[What the exercise asks] Everything in the listing should be restated word for word.

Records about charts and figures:

#####

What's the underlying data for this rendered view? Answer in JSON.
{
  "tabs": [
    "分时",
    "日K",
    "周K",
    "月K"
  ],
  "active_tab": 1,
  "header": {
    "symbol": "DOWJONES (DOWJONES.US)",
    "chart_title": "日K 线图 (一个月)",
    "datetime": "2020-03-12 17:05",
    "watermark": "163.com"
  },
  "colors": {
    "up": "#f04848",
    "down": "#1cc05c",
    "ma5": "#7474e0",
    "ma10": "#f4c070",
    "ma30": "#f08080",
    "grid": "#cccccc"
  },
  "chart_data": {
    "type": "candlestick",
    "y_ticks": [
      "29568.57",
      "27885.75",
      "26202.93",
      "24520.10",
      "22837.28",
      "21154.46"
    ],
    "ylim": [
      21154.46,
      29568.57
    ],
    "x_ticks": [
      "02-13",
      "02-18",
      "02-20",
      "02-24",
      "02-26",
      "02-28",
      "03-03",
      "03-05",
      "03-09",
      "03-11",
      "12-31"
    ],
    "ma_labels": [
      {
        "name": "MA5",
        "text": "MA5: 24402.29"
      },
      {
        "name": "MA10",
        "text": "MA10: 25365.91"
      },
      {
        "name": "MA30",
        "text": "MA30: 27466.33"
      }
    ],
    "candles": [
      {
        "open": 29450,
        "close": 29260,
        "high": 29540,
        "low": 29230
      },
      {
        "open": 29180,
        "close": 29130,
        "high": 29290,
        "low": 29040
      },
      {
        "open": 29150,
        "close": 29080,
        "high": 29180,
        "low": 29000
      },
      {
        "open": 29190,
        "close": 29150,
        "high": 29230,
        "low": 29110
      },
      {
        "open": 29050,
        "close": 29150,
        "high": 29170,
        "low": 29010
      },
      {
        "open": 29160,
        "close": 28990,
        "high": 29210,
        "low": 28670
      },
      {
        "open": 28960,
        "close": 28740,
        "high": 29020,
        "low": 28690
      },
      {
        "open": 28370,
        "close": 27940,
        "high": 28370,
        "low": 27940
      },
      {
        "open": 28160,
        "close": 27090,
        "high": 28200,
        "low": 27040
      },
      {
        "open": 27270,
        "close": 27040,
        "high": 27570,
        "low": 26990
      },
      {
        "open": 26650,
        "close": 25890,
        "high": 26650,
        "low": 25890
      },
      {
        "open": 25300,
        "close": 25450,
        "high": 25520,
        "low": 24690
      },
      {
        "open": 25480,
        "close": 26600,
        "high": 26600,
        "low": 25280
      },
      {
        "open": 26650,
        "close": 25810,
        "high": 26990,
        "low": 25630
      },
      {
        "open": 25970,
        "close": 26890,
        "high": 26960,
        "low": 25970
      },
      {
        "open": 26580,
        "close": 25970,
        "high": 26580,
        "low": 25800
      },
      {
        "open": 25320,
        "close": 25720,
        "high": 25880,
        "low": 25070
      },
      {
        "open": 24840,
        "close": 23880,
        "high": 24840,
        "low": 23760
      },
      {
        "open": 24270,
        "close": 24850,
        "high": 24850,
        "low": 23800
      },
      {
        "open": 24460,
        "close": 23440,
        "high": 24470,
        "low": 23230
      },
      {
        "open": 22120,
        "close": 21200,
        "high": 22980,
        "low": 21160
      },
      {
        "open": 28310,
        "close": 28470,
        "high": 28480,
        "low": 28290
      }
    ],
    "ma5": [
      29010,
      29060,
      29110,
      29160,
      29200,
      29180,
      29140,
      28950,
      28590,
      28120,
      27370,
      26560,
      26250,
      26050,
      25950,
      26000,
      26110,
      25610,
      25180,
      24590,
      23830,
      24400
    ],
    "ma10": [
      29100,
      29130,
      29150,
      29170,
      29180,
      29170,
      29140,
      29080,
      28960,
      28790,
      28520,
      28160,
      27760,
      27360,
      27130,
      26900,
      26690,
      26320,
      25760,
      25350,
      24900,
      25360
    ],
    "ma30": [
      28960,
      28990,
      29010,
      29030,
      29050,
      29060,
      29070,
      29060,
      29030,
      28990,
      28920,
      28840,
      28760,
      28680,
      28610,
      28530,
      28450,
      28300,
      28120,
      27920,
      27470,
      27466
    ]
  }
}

#####

[Reply]
What's the underlying data for this rendered view? Answer in JSON.
{
  "tabs": [
    "分时",
    "日K",
    "周K",
    "月K"
  ],
  "active_tab": 1,
  "header": {
    "symbol": "DOWJONES (DOWJONES.US)",
    "chart_title": "日K 线图 (一个月)",
    "datetime": "2020-03-12 17:05",
    "watermark": "163.com"
  },
  "colors": {
    "up": "#f04848",
    "down": "#1cc05c",
    "ma5": "#7474e0",
    "ma10": "#f4c070",
    "ma30": "#f08080",
    "grid": "#cccccc"
  },
  "chart_data": {
    "type": "candlestick",
    "y_ticks": [
      "29568.57",
      "27885.75",
      "26202.93",
      "24520.10",
      "22837.28",
      "21154.46"
    ],
    "ylim": [
      21154.46,
      29568.57
    ],
    "x_ticks": [
      "02-13",
      "02-18",
      "02-20",
      "02-24",
      "02-26",
      "02-28",
      "03-03",
      "03-05",
      "03-09",
      "03-11",
      "12-31"
    ],
    "ma_labels": [
      {
        "name": "MA5",
        "text": "MA5: 24402.29"
      },
      {
        "name": "MA10",
        "text": "MA10: 25365.91"
      },
      {
        "name": "MA30",
        "text": "MA30: 27466.33"
      }
    ],
    "candles": [
      {
        "open": 29450,
        "close": 29260,
        "high": 29540,
        "low": 29230
      },
      {
        "open": 29180,
        "close": 29130,
        "high": 29290,
        "low": 29040
      },
      {
        "open": 29150,
        "close": 29080,
        "high": 29180,
        "low": 29000
      },
      {
        "open": 29190,
        "close": 29150,
        "high": 29230,
        "low": 29110
      },
      {
        "open": 29050,
        "close": 29150,
        "high": 29170,
        "low": 29010
      },
      {
        "open": 29160,
        "close": 28990,
        "high": 29210,
        "low": 28670
      },
      {
        "open": 28960,
        "close": 28740,
        "high": 29020,
        "low": 28690
      },
      {
        "open": 28370,
        "close": 27940,
        "high": 28370,
        "low": 27940
      },
      {
        "open": 28160,
        "close": 27090,
        "high": 28200,
        "low": 27040
      },
      {
        "open": 27270,
        "close": 27040,
        "high": 27570,
        "low": 26990
      },
      {
        "open": 26650,
        "close": 25890,
        "high": 26650,
        "low": 25890
      },
      {
        "open": 25300,
        "close": 25450,
        "high": 25520,
        "low": 24690
      },
      {
        "open": 25480,
        "close": 26600,
        "high": 26600,
        "low": 25280
      },
      {
        "open": 26650,
        "close": 25810,
        "high": 26990,
        "low": 25630
      },
      {
        "open": 25970,
        "close": 26890,
        "high": 26960,
        "low": 25970
      },
      {
        "open": 26580,
        "close": 25970,
        "high": 26580,
        "low": 25800
      },
      {
        "open": 25320,
        "close": 25720,
        "high": 25880,
        "low": 25070
      },
      {
        "open": 24840,
        "close": 23880,
        "high": 24840,
        "low": 23760
      },
      {
        "open": 24270,
        "close": 24850,
        "high": 24850,
        "low": 23800
      },
      {
        "open": 24460,
        "close": 23440,
        "high": 24470,
        "low": 23230
      },
      {
        "open": 22120,
        "close": 21200,
        "high": 22980,
        "low": 21160
      },
      {
        "open": 28310,
        "close": 28470,
        "high": 28480,
        "low": 28290
      }
    ],
    "ma5": [
      29010,
      29060,
      29110,
      29160,
      29200,
      29180,
      29140,
      28950,
      28590,
      28120,
      27370,
      26560,
      26250,
      26050,
      25950,
      26000,
      26110,
      25610,
      25180,
      24590,
      23830,
      24400
    ],
    "ma10": [
      29100,
      29130,
      29150,
      29170,
      29180,
      29170,
      29140,
      29080,
      28960,
      28790,
      28520,
      28160,
      27760,
      27360,
      27130,
      26900,
      26690,
      26320,
      25760,
      25350,
      24900,
      25360
    ],
    "ma30": [
      28960,
      28990,
      29010,
      29030,
      29050,
      29060,
      29070,
      29060,
      29030,
      28990,
      28920,
      28840,
      28760,
      28680,
      28610,
      28530,
      28450,
      28300,
      28120,
      27920,
      27470,
      27466
    ]
  }
}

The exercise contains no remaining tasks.